| GIVEN REQUEST |
Skip every image and restate the data word for word.

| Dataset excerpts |
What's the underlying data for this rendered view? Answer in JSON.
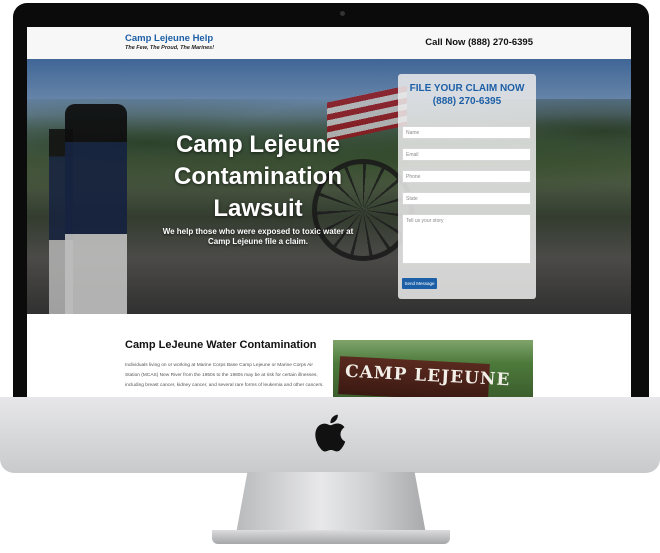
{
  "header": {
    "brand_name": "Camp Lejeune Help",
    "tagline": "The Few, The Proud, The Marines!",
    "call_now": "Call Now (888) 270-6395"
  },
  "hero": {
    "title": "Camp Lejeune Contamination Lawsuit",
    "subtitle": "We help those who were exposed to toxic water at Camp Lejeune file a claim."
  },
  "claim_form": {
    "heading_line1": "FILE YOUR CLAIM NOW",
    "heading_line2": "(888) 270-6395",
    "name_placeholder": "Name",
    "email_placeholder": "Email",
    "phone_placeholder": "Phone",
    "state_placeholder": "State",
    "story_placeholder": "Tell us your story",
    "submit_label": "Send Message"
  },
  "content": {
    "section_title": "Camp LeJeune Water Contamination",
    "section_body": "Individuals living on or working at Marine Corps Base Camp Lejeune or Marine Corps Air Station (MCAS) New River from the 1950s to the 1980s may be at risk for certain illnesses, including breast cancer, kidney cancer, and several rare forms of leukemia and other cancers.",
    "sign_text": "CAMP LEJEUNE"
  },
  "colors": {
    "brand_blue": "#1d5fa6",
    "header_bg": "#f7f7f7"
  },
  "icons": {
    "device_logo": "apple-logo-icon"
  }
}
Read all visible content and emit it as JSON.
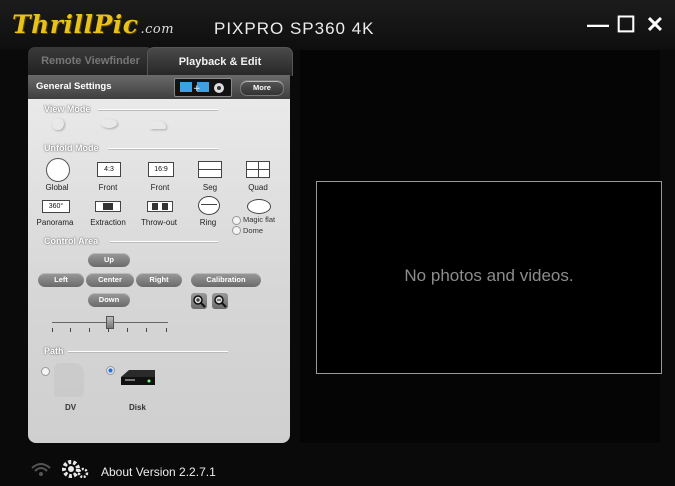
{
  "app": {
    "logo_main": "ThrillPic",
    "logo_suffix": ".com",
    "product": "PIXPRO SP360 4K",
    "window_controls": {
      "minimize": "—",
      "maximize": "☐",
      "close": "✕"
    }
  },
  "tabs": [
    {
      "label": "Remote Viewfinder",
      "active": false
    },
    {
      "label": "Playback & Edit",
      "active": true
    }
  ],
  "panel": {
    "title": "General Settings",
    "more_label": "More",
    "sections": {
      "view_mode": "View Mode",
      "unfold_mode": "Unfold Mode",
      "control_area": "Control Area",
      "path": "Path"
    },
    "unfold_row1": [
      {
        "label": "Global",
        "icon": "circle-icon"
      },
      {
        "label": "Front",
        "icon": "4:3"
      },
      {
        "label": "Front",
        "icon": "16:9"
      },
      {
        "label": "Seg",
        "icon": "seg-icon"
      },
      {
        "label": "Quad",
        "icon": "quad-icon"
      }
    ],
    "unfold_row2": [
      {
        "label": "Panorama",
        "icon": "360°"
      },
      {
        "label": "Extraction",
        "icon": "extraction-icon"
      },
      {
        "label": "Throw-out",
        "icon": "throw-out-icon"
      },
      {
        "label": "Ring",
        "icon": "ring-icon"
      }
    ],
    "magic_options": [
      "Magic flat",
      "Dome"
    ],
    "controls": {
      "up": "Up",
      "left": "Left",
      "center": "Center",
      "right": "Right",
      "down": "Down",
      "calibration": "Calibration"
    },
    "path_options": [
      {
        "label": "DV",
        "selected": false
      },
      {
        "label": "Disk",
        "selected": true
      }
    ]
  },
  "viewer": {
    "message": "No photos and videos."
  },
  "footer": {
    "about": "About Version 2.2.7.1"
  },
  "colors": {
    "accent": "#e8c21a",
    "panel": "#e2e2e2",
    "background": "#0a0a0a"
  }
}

| TASK RESULT |
What's the underlying data for this rendered view? Answer in JSON.
{
  "header": {
    "brand_name": "Camp Lejeune Help",
    "tagline": "The Few, The Proud, The Marines!",
    "call_now": "Call Now (888) 270-6395"
  },
  "hero": {
    "title": "Camp Lejeune Contamination Lawsuit",
    "subtitle": "We help those who were exposed to toxic water at Camp Lejeune file a claim."
  },
  "claim_form": {
    "heading_line1": "FILE YOUR CLAIM NOW",
    "heading_line2": "(888) 270-6395",
    "name_placeholder": "Name",
    "email_placeholder": "Email",
    "phone_placeholder": "Phone",
    "state_placeholder": "State",
    "story_placeholder": "Tell us your story",
    "submit_label": "Send Message"
  },
  "content": {
    "section_title": "Camp LeJeune Water Contamination",
    "section_body": "Individuals living on or working at Marine Corps Base Camp Lejeune or Marine Corps Air Station (MCAS) New River from the 1950s to the 1980s may be at risk for certain illnesses, including breast cancer, kidney cancer, and several rare forms of leukemia and other cancers.",
    "sign_text": "CAMP LEJEUNE"
  },
  "colors": {
    "brand_blue": "#1d5fa6",
    "header_bg": "#f7f7f7"
  },
  "icons": {
    "device_logo": "apple-logo-icon"
  }
}
Read all visible content and emit it as JSON.
{
  "app": {
    "logo_main": "ThrillPic",
    "logo_suffix": ".com",
    "product": "PIXPRO SP360 4K",
    "window_controls": {
      "minimize": "—",
      "maximize": "☐",
      "close": "✕"
    }
  },
  "tabs": [
    {
      "label": "Remote Viewfinder",
      "active": false
    },
    {
      "label": "Playback & Edit",
      "active": true
    }
  ],
  "panel": {
    "title": "General Settings",
    "more_label": "More",
    "sections": {
      "view_mode": "View Mode",
      "unfold_mode": "Unfold Mode",
      "control_area": "Control Area",
      "path": "Path"
    },
    "unfold_row1": [
      {
        "label": "Global",
        "icon": "circle-icon"
      },
      {
        "label": "Front",
        "icon": "4:3"
      },
      {
        "label": "Front",
        "icon": "16:9"
      },
      {
        "label": "Seg",
        "icon": "seg-icon"
      },
      {
        "label": "Quad",
        "icon": "quad-icon"
      }
    ],
    "unfold_row2": [
      {
        "label": "Panorama",
        "icon": "360°"
      },
      {
        "label": "Extraction",
        "icon": "extraction-icon"
      },
      {
        "label": "Throw-out",
        "icon": "throw-out-icon"
      },
      {
        "label": "Ring",
        "icon": "ring-icon"
      }
    ],
    "magic_options": [
      "Magic flat",
      "Dome"
    ],
    "controls": {
      "up": "Up",
      "left": "Left",
      "center": "Center",
      "right": "Right",
      "down": "Down",
      "calibration": "Calibration"
    },
    "path_options": [
      {
        "label": "DV",
        "selected": false
      },
      {
        "label": "Disk",
        "selected": true
      }
    ]
  },
  "viewer": {
    "message": "No photos and videos."
  },
  "footer": {
    "about": "About Version 2.2.7.1"
  },
  "colors": {
    "accent": "#e8c21a",
    "panel": "#e2e2e2",
    "background": "#0a0a0a"
  }
}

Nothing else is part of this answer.